Using the data below, gather each line that includes the word "Relativamente".

(Stored entries)
--

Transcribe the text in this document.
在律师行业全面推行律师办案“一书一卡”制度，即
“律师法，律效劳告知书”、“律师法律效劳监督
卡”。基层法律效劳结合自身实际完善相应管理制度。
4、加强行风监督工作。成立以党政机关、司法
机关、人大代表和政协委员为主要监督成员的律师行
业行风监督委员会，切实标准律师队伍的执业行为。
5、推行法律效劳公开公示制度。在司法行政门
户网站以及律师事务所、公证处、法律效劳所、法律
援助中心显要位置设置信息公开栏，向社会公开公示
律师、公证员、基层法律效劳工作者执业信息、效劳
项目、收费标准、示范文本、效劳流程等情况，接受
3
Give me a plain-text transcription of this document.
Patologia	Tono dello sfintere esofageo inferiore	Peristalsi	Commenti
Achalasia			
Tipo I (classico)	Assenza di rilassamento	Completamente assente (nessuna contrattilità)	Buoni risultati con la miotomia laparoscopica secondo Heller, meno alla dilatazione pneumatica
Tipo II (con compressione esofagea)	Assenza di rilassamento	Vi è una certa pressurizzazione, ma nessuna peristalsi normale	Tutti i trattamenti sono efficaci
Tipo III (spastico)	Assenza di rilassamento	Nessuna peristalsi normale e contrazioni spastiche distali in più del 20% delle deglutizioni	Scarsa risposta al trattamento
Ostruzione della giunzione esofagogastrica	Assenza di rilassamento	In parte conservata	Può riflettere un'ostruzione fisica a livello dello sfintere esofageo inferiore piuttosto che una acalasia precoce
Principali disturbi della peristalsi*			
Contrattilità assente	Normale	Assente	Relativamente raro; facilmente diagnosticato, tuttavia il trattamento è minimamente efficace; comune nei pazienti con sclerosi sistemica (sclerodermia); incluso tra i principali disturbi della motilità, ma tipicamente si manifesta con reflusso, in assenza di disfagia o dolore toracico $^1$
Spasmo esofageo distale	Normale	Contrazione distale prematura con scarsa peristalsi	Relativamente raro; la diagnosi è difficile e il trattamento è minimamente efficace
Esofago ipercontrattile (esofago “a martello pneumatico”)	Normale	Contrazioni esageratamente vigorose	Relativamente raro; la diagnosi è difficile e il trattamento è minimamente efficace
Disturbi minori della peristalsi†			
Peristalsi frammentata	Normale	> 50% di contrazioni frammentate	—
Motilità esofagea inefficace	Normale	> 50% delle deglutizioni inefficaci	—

--

Completed task
Contrattilità assente	Normale	Assente	Relativamente raro; facilmente diagnosticato, tuttavia il trattamento è minimamente efficace; comune nei pazienti con sclerosi sistemica (sclerodermia); incluso tra i principali disturbi della motilità, ma tipicamente si manifesta con reflusso, in assenza di disfagia o dolore toracico $^1$
Spasmo esofageo distale	Normale	Contrazione distale prematura con scarsa peristalsi	Relativamente raro; la diagnosi è difficile e il trattamento è minimamente efficace
Esofago ipercontrattile (esofago “a martello pneumatico”)	Normale	Contrazioni esageratamente vigorose	Relativamente raro; la diagnosi è difficile e il trattamento è minimamente efficace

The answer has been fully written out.